Identify and reproduce every line holding the string "items".

- [Stored data]
******************************

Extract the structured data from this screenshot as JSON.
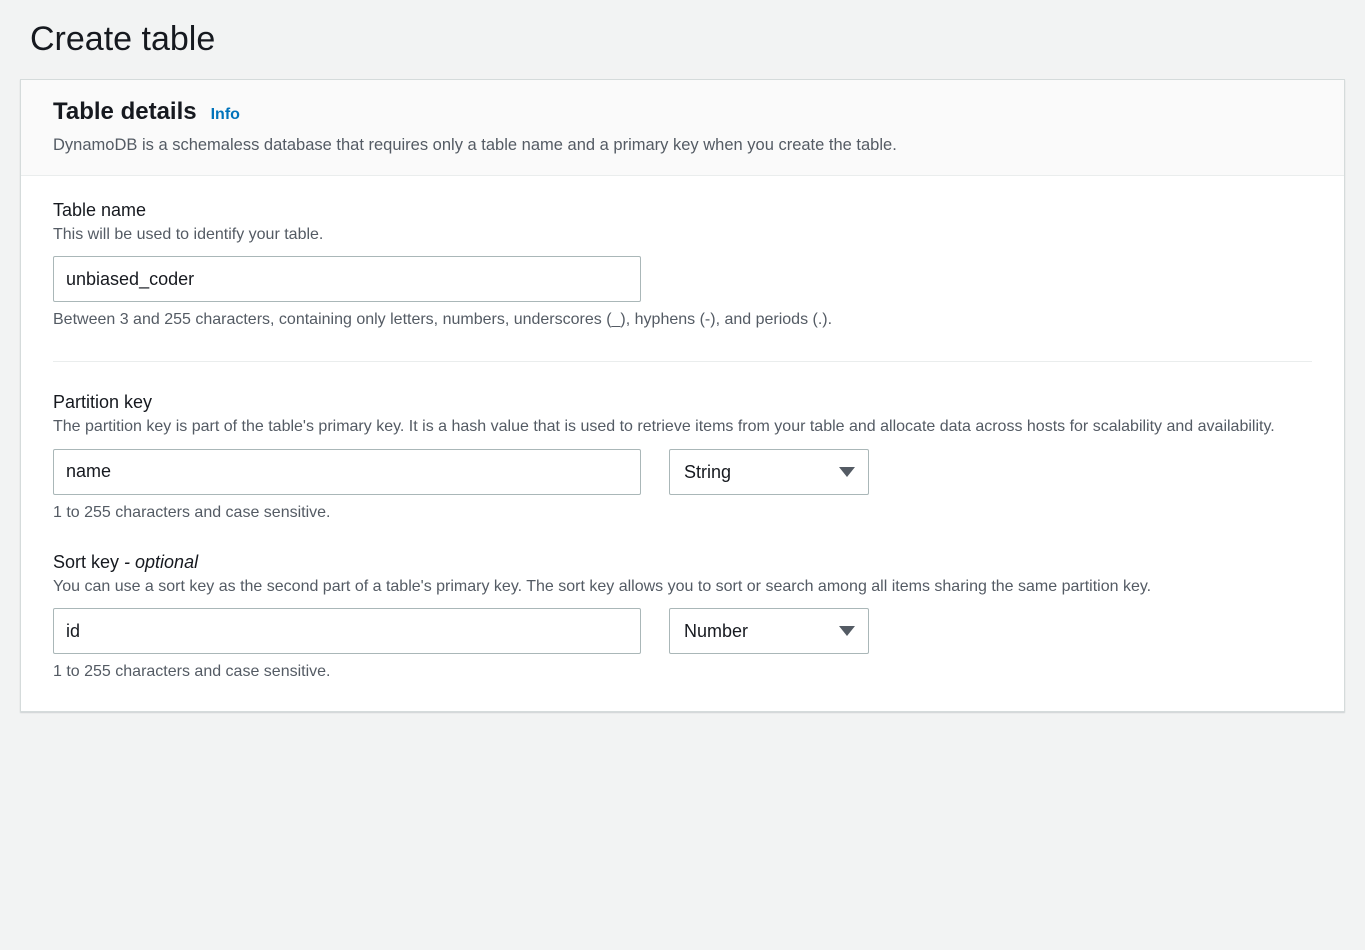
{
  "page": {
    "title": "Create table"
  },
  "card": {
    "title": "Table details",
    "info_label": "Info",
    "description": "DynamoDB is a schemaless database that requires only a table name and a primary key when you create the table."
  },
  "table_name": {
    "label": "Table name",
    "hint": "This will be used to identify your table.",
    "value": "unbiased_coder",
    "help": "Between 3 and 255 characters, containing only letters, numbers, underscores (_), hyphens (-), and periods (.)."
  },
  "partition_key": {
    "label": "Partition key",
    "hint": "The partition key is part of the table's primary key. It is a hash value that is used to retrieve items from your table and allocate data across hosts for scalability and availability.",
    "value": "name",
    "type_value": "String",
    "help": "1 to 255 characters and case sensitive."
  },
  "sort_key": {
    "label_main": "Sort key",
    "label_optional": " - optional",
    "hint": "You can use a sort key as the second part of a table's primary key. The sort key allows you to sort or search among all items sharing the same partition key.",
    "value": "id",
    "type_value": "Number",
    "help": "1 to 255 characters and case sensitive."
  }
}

******************************

- [Solution to the problem]
    "hint": "The partition key is part of the table's primary key. It is a hash value that is used to retrieve items from your table and allocate data across hosts for scalability and availability.",
    "hint": "You can use a sort key as the second part of a table's primary key. The sort key allows you to sort or search among all items sharing the same partition key.",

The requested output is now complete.